* [Task to complete] Count the lines in the material below that contain the string "checkbox", treating uppercase and lowercase as different. Reply with the number alone.

* [Records for the exercise]
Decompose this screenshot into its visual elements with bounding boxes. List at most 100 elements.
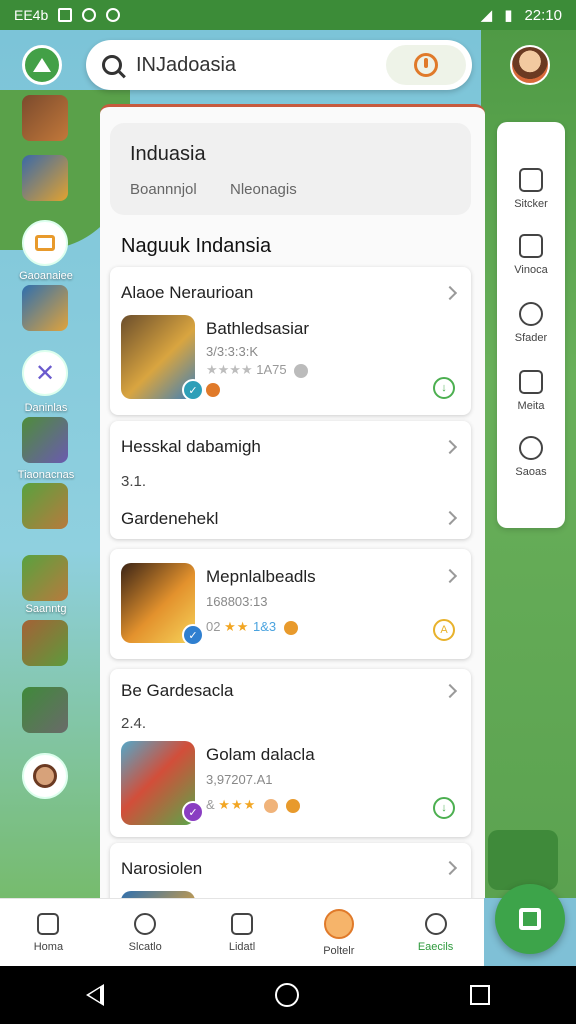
* * *
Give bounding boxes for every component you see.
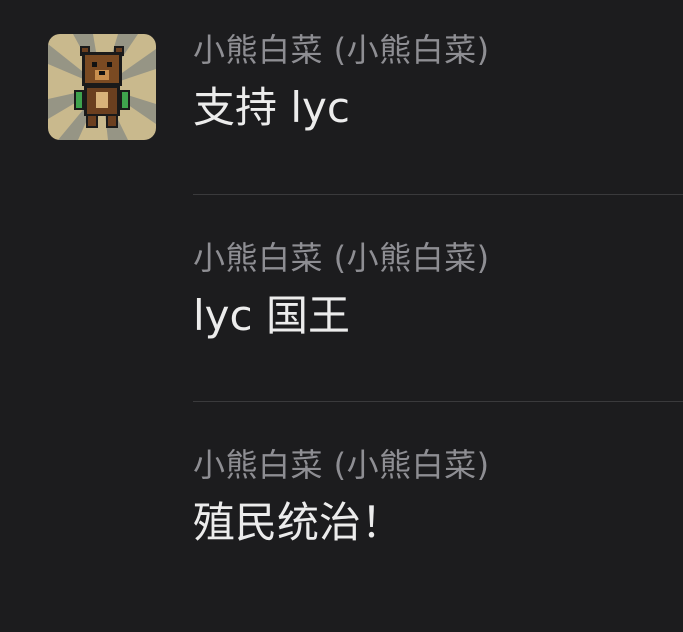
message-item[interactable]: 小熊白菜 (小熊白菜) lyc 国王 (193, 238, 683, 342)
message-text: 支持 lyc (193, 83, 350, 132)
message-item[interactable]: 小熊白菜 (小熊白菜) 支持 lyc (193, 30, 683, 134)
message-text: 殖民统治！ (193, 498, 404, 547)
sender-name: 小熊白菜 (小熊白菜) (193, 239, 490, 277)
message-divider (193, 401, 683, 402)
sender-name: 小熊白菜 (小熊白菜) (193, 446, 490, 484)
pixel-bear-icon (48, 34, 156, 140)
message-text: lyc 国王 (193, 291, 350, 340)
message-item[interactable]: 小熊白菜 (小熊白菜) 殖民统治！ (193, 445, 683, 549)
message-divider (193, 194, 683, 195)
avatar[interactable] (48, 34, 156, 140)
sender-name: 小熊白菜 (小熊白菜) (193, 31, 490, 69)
==
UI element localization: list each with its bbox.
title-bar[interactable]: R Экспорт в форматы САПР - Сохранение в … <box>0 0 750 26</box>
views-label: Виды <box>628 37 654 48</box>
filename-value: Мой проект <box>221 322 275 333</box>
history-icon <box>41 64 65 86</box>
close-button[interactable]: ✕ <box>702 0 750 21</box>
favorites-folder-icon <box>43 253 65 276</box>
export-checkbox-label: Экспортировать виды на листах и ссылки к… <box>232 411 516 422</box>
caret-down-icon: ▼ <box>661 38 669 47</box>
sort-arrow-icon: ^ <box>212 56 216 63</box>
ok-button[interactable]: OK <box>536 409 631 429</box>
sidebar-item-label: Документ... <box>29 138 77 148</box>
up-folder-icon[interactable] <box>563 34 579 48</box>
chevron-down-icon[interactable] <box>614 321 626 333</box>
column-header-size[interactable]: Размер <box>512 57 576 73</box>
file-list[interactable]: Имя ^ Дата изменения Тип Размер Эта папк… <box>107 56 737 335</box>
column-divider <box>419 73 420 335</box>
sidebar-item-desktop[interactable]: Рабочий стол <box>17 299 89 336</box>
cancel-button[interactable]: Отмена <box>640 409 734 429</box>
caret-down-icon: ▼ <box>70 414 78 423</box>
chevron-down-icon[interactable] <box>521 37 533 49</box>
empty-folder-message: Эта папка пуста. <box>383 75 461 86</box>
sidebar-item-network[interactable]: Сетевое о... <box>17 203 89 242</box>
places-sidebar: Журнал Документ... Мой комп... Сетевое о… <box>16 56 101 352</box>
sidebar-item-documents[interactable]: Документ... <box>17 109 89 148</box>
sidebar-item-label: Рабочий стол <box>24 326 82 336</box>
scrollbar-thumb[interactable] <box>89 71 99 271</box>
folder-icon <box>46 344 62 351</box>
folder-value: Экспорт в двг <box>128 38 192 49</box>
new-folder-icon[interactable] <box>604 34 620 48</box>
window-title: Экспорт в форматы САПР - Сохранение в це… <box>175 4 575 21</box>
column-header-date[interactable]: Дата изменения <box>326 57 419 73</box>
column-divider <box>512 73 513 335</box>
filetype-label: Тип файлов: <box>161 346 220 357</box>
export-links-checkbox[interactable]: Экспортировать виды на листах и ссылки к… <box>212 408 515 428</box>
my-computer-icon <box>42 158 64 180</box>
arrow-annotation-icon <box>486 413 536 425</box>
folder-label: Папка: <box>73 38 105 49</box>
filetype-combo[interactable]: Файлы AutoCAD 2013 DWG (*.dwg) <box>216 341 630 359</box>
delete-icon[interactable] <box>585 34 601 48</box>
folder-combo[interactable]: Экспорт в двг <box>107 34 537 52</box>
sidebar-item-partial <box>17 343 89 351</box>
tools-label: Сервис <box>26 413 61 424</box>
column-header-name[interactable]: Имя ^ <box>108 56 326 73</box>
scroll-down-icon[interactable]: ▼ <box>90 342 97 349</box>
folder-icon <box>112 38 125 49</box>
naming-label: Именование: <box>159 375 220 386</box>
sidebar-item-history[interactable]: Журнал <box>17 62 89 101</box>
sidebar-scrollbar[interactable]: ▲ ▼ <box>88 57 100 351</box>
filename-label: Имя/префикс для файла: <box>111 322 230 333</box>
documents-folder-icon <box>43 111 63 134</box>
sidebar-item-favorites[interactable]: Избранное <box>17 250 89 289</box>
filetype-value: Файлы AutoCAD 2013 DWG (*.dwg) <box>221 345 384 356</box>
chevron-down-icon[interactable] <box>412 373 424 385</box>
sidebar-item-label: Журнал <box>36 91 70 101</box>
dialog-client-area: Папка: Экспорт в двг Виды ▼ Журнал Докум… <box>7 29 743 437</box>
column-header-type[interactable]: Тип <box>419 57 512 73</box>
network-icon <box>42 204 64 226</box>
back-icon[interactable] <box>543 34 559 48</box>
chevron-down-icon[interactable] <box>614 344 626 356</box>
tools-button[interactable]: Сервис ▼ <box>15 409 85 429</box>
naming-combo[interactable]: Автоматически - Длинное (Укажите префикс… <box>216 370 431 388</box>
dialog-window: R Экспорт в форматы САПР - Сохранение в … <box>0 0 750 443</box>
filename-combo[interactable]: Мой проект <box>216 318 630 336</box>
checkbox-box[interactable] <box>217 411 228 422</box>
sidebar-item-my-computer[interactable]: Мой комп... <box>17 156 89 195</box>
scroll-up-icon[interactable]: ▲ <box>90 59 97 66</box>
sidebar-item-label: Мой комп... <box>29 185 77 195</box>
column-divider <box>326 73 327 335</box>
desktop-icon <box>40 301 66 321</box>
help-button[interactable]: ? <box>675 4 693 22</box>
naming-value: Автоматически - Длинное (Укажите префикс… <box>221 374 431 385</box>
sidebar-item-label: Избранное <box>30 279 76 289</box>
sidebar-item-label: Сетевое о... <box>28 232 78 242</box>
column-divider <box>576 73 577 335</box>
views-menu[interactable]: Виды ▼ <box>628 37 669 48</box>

* [Solution to this problem] 3